*Written instruction:* Please repeat the material from the start through the line with "cell-lon[interactable]: 112.79: [387, 143, 488, 165]", swapping "ellipsis-button" for "more-button" and leaving everything else unchanged.
─── Stored records ───
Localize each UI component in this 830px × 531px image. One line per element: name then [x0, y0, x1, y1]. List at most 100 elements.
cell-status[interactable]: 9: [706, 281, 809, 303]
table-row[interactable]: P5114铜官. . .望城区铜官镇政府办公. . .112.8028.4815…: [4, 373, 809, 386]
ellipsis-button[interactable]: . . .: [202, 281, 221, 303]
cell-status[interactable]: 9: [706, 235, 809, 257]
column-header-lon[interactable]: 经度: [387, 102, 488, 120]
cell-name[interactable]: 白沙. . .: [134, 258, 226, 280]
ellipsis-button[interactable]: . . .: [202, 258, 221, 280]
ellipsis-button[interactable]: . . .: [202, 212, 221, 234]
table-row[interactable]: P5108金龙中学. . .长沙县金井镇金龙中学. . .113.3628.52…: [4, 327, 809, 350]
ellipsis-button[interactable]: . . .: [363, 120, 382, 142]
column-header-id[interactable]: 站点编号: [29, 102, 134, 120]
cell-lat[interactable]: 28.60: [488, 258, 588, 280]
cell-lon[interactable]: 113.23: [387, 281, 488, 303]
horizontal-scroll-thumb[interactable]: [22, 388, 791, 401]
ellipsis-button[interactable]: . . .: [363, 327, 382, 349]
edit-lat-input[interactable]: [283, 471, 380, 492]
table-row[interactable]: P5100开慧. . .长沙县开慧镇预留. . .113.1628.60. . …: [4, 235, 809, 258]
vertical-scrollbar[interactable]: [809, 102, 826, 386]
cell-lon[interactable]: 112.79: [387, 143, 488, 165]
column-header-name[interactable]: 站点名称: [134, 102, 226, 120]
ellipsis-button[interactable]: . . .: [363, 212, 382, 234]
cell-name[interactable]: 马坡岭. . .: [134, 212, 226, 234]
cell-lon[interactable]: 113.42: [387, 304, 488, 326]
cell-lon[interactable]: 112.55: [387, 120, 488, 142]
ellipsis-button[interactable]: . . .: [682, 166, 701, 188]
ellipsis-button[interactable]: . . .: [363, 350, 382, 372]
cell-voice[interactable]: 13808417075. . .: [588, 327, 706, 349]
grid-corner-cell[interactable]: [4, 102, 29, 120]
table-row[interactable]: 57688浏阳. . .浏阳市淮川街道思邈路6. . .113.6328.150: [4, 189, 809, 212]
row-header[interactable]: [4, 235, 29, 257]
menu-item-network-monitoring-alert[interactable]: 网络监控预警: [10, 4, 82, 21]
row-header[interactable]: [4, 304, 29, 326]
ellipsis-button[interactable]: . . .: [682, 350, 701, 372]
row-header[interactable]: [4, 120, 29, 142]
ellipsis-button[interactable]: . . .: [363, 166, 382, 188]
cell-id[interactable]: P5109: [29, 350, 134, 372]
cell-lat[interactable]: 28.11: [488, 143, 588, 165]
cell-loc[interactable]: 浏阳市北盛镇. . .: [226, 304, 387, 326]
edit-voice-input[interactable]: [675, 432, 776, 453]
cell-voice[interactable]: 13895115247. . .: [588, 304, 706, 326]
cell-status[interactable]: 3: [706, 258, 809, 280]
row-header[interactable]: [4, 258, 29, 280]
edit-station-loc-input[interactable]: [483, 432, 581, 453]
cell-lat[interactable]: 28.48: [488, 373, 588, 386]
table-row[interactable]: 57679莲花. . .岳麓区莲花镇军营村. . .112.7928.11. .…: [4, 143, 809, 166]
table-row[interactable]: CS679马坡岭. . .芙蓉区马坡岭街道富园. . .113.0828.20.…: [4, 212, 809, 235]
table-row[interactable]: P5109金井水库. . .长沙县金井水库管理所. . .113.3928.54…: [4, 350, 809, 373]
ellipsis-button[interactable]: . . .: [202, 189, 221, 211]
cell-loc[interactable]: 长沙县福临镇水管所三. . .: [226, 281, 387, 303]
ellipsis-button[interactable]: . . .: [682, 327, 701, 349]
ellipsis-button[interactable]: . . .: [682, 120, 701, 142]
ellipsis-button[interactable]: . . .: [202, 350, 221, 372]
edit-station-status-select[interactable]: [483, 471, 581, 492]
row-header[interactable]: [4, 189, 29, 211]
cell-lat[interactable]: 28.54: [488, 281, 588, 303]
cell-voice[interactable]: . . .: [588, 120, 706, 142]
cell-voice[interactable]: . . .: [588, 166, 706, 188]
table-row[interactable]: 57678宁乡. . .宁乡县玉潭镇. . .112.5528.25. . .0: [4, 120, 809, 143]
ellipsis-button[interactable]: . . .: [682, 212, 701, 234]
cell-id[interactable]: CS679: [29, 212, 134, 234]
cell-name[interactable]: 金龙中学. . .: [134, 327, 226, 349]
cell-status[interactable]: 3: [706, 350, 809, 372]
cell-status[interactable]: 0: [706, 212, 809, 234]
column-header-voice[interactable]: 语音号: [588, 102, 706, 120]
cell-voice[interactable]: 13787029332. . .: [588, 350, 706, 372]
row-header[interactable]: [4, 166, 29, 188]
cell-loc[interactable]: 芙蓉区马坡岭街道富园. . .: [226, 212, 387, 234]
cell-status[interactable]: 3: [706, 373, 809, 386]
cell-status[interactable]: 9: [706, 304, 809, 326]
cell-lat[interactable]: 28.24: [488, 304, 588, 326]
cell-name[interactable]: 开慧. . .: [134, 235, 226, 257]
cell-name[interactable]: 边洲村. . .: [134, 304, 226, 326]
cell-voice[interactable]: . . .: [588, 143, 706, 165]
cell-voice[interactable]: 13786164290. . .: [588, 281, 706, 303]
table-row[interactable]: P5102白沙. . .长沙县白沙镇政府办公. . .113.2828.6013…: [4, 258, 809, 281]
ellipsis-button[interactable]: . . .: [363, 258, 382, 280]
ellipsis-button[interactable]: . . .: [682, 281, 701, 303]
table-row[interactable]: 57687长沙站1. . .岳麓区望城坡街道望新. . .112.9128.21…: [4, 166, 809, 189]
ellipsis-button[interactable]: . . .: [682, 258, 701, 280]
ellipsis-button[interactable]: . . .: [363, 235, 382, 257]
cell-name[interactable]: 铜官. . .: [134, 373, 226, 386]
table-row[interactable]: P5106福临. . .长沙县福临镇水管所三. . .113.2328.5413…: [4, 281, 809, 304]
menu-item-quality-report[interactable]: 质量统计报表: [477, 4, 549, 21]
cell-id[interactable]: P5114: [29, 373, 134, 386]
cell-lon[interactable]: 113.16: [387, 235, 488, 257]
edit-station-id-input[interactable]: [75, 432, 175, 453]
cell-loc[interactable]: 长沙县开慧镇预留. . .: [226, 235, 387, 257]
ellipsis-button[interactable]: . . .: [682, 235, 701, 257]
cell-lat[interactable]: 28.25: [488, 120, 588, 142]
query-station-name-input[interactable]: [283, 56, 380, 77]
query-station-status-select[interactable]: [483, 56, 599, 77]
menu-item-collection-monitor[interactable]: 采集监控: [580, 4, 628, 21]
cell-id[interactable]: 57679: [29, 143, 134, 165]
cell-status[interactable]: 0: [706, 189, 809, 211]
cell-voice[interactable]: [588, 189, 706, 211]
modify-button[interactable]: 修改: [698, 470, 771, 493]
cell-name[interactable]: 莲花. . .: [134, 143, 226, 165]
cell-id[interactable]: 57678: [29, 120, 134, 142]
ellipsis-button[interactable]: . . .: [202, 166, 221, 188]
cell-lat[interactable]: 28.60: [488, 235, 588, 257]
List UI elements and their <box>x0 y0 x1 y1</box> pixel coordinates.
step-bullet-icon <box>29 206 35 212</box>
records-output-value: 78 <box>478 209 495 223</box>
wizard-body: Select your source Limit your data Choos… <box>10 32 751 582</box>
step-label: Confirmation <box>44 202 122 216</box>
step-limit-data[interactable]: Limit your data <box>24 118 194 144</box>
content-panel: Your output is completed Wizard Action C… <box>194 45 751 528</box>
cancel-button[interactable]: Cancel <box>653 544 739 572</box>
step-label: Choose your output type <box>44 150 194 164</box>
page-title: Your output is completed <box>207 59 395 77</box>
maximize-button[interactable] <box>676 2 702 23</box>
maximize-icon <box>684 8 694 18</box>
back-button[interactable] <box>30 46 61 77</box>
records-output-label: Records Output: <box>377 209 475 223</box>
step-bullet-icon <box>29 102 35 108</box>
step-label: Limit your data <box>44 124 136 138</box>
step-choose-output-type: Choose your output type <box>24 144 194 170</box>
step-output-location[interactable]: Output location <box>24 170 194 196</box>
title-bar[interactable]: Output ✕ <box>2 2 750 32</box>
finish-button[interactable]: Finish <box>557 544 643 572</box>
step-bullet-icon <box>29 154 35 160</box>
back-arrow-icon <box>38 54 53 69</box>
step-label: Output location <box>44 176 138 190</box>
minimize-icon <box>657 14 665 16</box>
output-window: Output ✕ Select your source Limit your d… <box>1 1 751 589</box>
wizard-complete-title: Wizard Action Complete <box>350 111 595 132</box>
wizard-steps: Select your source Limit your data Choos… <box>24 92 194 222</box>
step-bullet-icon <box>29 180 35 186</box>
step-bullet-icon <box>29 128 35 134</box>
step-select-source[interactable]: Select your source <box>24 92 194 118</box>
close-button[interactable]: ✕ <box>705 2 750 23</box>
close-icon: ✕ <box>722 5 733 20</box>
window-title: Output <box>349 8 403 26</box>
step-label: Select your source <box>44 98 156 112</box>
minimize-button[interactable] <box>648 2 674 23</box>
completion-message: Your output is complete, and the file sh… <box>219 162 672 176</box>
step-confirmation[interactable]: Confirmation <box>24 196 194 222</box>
───
*Result below:*
Localize each UI component in this 830px × 531px image. One line per element: name then [x0, y0, x1, y1]. List at most 100 elements.
cell-status[interactable]: 9: [706, 281, 809, 303]
table-row[interactable]: P5114铜官. . .望城区铜官镇政府办公. . .112.8028.4815…: [4, 373, 809, 386]
more-button[interactable]: . . .: [202, 281, 221, 303]
cell-status[interactable]: 9: [706, 235, 809, 257]
column-header-lon[interactable]: 经度: [387, 102, 488, 120]
cell-name[interactable]: 白沙. . .: [134, 258, 226, 280]
more-button[interactable]: . . .: [202, 258, 221, 280]
more-button[interactable]: . . .: [202, 212, 221, 234]
table-row[interactable]: P5108金龙中学. . .长沙县金井镇金龙中学. . .113.3628.52…: [4, 327, 809, 350]
more-button[interactable]: . . .: [363, 120, 382, 142]
column-header-id[interactable]: 站点编号: [29, 102, 134, 120]
cell-lat[interactable]: 28.60: [488, 258, 588, 280]
cell-lon[interactable]: 113.23: [387, 281, 488, 303]
horizontal-scroll-thumb[interactable]: [22, 388, 791, 401]
more-button[interactable]: . . .: [363, 327, 382, 349]
edit-lat-input[interactable]: [283, 471, 380, 492]
table-row[interactable]: P5100开慧. . .长沙县开慧镇预留. . .113.1628.60. . …: [4, 235, 809, 258]
vertical-scrollbar[interactable]: [809, 102, 826, 386]
cell-lon[interactable]: 112.79: [387, 143, 488, 165]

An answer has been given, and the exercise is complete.